SUPPLIED MATERIAL:

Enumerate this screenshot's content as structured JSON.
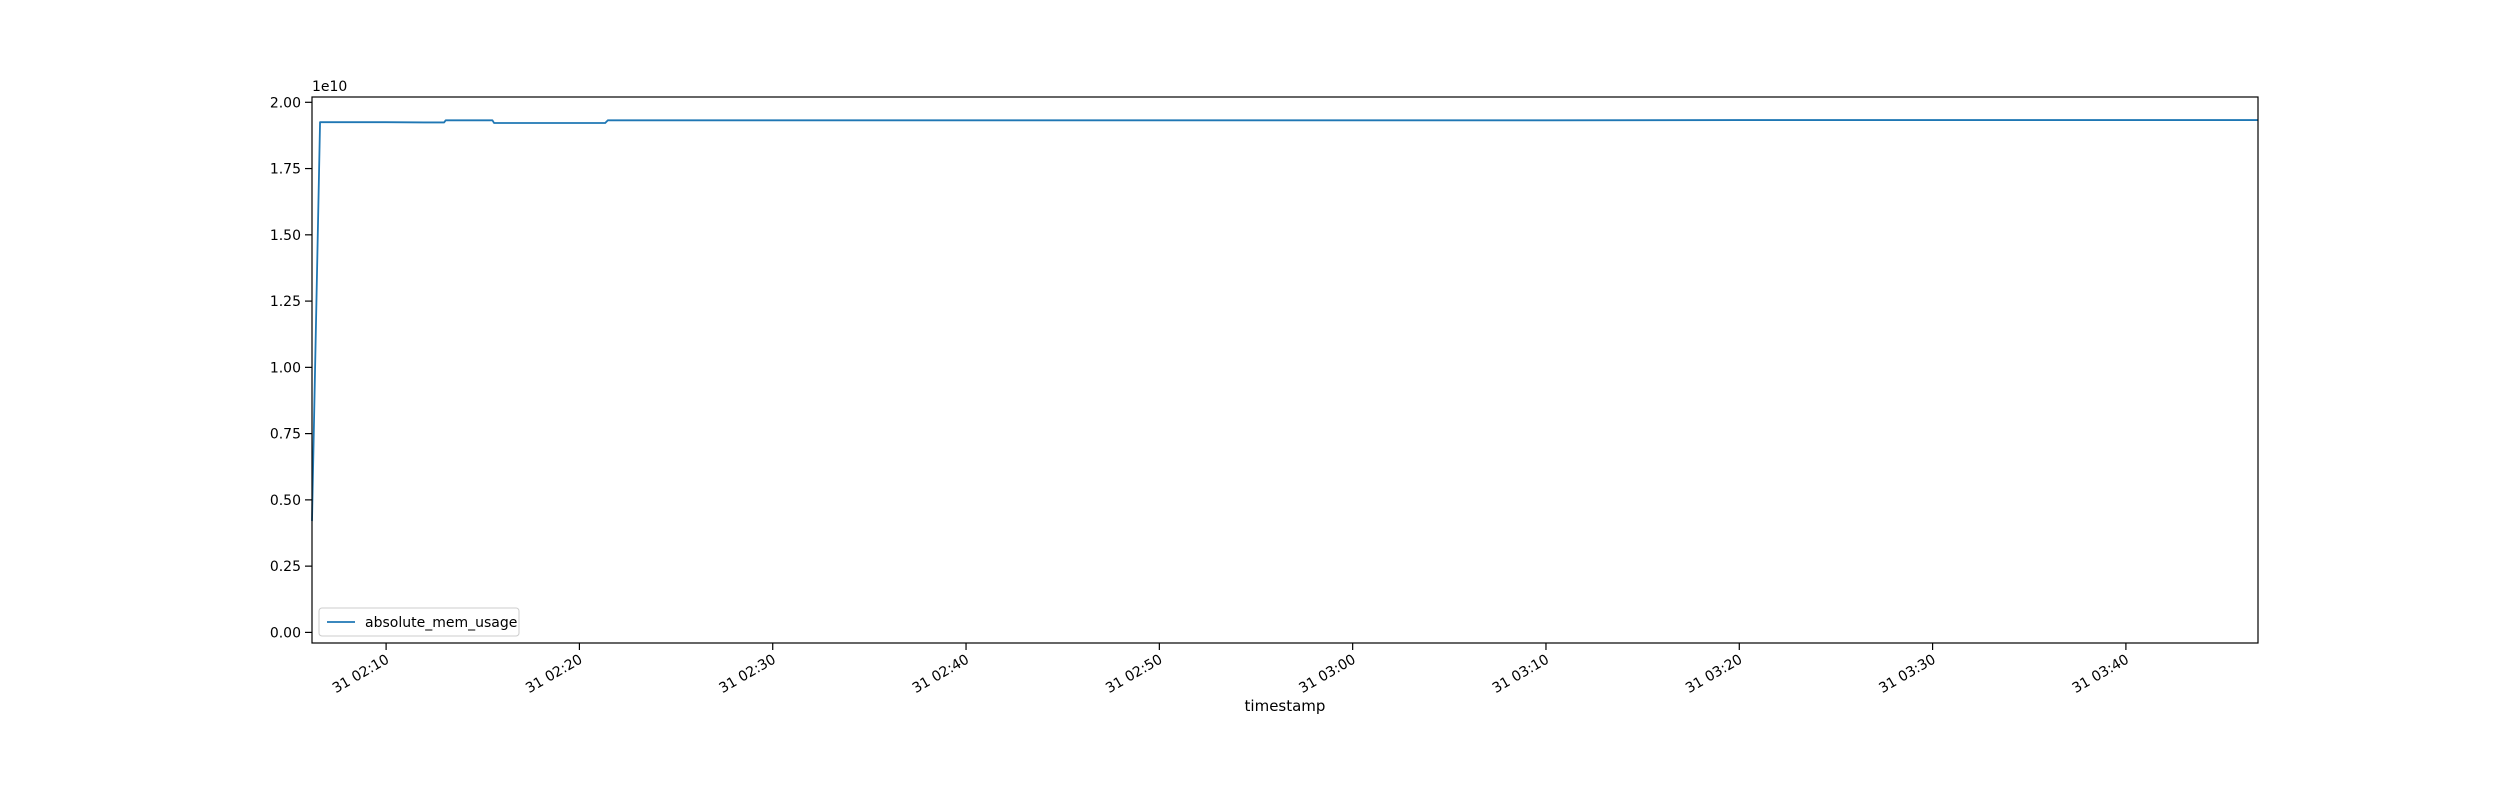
{
  "chart_data": {
    "type": "line",
    "title": "",
    "xlabel": "timestamp",
    "ylabel": "",
    "y_offset_label": "1e10",
    "x_tick_labels": [
      "31 02:10",
      "31 02:20",
      "31 02:30",
      "31 02:40",
      "31 02:50",
      "31 03:00",
      "31 03:10",
      "31 03:20",
      "31 03:30",
      "31 03:40"
    ],
    "x_tick_times": [
      "02:10",
      "02:20",
      "02:30",
      "02:40",
      "02:50",
      "03:00",
      "03:10",
      "03:20",
      "03:30",
      "03:40"
    ],
    "xlim": [
      "02:06:10",
      "03:46:50"
    ],
    "y_tick_labels": [
      "0.00",
      "0.25",
      "0.50",
      "0.75",
      "1.00",
      "1.25",
      "1.50",
      "1.75",
      "2.00"
    ],
    "y_ticks": [
      0.0,
      0.25,
      0.5,
      0.75,
      1.0,
      1.25,
      1.5,
      1.75,
      2.0
    ],
    "ylim": [
      -0.04,
      2.02
    ],
    "y_scale": 10000000000.0,
    "grid": false,
    "legend_position": "lower-left",
    "series": [
      {
        "name": "absolute_mem_usage",
        "color": "#1f77b4",
        "x": [
          "02:06:10",
          "02:06:35",
          "02:06:38",
          "02:07:00",
          "02:10:00",
          "02:12:00",
          "02:13:00",
          "02:13:05",
          "02:15:30",
          "02:15:35",
          "02:18:00",
          "02:21:20",
          "02:21:28",
          "02:30:00",
          "02:40:00",
          "02:50:00",
          "03:00:00",
          "03:10:00",
          "03:20:00",
          "03:30:00",
          "03:40:00",
          "03:46:50"
        ],
        "values": [
          0.42,
          1.925,
          1.925,
          1.925,
          1.925,
          1.924,
          1.924,
          1.932,
          1.932,
          1.922,
          1.922,
          1.922,
          1.932,
          1.932,
          1.932,
          1.932,
          1.932,
          1.932,
          1.933,
          1.933,
          1.933,
          1.933
        ]
      }
    ]
  }
}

WHAT IS NEEDED:
Repeat all of the entries word for word, but omit the pictures.

EXERCISE SOLUTION:
Enumerate this screenshot's content as structured JSON.
{
  "chart_data": {
    "type": "line",
    "title": "",
    "xlabel": "timestamp",
    "ylabel": "",
    "y_offset_label": "1e10",
    "x_tick_labels": [
      "31 02:10",
      "31 02:20",
      "31 02:30",
      "31 02:40",
      "31 02:50",
      "31 03:00",
      "31 03:10",
      "31 03:20",
      "31 03:30",
      "31 03:40"
    ],
    "x_tick_times": [
      "02:10",
      "02:20",
      "02:30",
      "02:40",
      "02:50",
      "03:00",
      "03:10",
      "03:20",
      "03:30",
      "03:40"
    ],
    "xlim": [
      "02:06:10",
      "03:46:50"
    ],
    "y_tick_labels": [
      "0.00",
      "0.25",
      "0.50",
      "0.75",
      "1.00",
      "1.25",
      "1.50",
      "1.75",
      "2.00"
    ],
    "y_ticks": [
      0.0,
      0.25,
      0.5,
      0.75,
      1.0,
      1.25,
      1.5,
      1.75,
      2.0
    ],
    "ylim": [
      -0.04,
      2.02
    ],
    "y_scale": 10000000000.0,
    "grid": false,
    "legend_position": "lower-left",
    "series": [
      {
        "name": "absolute_mem_usage",
        "color": "#1f77b4",
        "x": [
          "02:06:10",
          "02:06:35",
          "02:06:38",
          "02:07:00",
          "02:10:00",
          "02:12:00",
          "02:13:00",
          "02:13:05",
          "02:15:30",
          "02:15:35",
          "02:18:00",
          "02:21:20",
          "02:21:28",
          "02:30:00",
          "02:40:00",
          "02:50:00",
          "03:00:00",
          "03:10:00",
          "03:20:00",
          "03:30:00",
          "03:40:00",
          "03:46:50"
        ],
        "values": [
          0.42,
          1.925,
          1.925,
          1.925,
          1.925,
          1.924,
          1.924,
          1.932,
          1.932,
          1.922,
          1.922,
          1.922,
          1.932,
          1.932,
          1.932,
          1.932,
          1.932,
          1.932,
          1.933,
          1.933,
          1.933,
          1.933
        ]
      }
    ]
  }
}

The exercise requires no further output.